▶ Set task
Pick out each line of the records in which the word "FILL" appears.
— begin Supplied material —
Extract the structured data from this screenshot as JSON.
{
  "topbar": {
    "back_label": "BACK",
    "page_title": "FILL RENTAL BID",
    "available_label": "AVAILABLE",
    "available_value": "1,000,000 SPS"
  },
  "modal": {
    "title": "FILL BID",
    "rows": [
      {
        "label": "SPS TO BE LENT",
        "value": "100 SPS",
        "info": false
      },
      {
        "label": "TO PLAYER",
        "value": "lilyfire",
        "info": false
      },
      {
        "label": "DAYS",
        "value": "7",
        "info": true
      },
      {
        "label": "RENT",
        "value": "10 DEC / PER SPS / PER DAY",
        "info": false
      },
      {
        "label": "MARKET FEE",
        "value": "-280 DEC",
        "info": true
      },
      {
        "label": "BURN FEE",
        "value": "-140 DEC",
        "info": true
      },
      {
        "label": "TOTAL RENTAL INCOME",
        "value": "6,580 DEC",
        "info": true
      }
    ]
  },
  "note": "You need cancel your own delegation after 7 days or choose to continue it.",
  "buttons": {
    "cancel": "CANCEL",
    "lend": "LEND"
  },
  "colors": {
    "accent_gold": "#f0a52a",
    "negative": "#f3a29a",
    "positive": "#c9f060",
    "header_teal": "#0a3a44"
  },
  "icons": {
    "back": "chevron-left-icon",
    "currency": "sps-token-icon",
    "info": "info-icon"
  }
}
— end Supplied material —
▶ Correct answer
    "page_title": "FILL RENTAL BID",
    "title": "FILL BID",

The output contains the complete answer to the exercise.